### Goal
Please edit the entries from the first one through the line containing "rank-badge: A — [424, 554, 454, 588]", changing "star-icon" to "star-glyph" and leaving everything else the same.

(Dataset rows)
_ _ _ _
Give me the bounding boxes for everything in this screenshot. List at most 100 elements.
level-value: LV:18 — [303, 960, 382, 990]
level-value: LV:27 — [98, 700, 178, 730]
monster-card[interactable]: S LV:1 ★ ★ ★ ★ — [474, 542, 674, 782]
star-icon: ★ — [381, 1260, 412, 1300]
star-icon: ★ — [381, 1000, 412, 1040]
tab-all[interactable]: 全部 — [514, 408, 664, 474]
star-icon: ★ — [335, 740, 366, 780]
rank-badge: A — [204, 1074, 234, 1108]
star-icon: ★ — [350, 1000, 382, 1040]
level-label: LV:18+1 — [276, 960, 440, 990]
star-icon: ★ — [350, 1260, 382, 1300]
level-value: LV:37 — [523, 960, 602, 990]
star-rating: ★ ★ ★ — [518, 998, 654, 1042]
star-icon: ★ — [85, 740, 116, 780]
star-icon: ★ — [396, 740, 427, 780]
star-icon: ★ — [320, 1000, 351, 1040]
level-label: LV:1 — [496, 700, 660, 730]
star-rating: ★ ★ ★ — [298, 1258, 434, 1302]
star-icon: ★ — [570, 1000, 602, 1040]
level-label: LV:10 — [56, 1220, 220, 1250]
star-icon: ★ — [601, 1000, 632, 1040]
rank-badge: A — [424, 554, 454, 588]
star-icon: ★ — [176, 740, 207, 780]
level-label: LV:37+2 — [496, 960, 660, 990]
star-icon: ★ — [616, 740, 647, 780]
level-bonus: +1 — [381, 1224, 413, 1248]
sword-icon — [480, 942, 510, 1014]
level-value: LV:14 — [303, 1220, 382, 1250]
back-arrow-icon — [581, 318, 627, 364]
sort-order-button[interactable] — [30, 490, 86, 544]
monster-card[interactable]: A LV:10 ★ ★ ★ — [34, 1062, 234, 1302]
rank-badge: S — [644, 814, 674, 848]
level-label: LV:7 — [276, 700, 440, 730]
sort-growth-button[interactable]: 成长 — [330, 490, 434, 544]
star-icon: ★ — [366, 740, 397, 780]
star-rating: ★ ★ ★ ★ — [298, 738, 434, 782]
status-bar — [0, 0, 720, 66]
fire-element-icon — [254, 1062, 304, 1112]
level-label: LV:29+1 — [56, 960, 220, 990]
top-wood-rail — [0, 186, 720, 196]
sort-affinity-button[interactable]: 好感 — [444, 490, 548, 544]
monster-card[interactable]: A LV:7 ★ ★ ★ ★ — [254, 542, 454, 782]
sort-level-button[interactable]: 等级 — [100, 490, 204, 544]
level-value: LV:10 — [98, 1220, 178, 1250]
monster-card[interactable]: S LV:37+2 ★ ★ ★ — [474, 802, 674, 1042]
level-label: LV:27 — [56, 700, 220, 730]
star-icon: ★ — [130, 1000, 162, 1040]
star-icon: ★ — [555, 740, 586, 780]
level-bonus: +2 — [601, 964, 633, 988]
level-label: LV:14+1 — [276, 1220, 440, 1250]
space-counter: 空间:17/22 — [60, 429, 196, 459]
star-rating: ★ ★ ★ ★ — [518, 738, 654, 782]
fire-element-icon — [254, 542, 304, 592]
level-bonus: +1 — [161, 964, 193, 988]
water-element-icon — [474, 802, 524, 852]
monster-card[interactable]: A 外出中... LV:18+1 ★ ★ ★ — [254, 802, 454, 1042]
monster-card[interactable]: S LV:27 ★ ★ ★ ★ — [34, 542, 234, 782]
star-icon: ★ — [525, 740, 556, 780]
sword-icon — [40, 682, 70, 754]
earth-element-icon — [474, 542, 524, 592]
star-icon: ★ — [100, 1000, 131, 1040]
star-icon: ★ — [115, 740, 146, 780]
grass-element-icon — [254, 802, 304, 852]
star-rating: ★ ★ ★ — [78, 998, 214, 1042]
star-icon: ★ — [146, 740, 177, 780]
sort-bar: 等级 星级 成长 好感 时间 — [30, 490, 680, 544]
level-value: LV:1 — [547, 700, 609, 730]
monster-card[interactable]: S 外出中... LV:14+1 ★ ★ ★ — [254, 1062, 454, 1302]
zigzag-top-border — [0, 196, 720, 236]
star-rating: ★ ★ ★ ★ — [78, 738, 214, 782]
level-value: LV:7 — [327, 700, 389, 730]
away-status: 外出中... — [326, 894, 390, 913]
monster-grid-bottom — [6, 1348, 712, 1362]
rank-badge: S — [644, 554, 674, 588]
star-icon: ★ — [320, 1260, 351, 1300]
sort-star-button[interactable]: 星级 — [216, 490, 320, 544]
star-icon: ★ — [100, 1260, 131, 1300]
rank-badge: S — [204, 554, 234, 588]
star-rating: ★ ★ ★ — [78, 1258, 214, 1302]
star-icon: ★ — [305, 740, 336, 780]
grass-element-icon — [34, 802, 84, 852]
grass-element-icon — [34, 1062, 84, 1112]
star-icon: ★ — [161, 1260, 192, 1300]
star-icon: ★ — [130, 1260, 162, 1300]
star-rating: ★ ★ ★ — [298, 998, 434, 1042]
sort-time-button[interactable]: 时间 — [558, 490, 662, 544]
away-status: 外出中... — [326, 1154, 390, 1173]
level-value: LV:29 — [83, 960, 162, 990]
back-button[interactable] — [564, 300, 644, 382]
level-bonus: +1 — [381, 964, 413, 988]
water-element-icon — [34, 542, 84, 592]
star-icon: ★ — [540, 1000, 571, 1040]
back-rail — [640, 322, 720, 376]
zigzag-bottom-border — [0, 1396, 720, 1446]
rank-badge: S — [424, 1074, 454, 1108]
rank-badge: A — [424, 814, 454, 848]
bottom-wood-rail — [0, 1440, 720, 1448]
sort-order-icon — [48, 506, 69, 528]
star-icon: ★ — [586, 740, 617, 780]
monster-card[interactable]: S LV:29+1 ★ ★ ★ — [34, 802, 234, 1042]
_ _ _ _
### Reply
Give me the bounding boxes for everything in this screenshot. List at most 100 elements.
level-value: LV:18 — [303, 960, 382, 990]
level-value: LV:27 — [98, 700, 178, 730]
monster-card[interactable]: S LV:1 ★ ★ ★ ★ — [474, 542, 674, 782]
star-glyph: ★ — [381, 1260, 412, 1300]
star-glyph: ★ — [381, 1000, 412, 1040]
tab-all[interactable]: 全部 — [514, 408, 664, 474]
star-glyph: ★ — [335, 740, 366, 780]
rank-badge: A — [204, 1074, 234, 1108]
star-glyph: ★ — [350, 1000, 382, 1040]
level-label: LV:18+1 — [276, 960, 440, 990]
star-glyph: ★ — [350, 1260, 382, 1300]
level-value: LV:37 — [523, 960, 602, 990]
star-rating: ★ ★ ★ — [518, 998, 654, 1042]
star-glyph: ★ — [85, 740, 116, 780]
star-glyph: ★ — [396, 740, 427, 780]
star-glyph: ★ — [320, 1000, 351, 1040]
level-label: LV:1 — [496, 700, 660, 730]
star-rating: ★ ★ ★ — [298, 1258, 434, 1302]
star-glyph: ★ — [570, 1000, 602, 1040]
level-label: LV:10 — [56, 1220, 220, 1250]
star-glyph: ★ — [601, 1000, 632, 1040]
rank-badge: A — [424, 554, 454, 588]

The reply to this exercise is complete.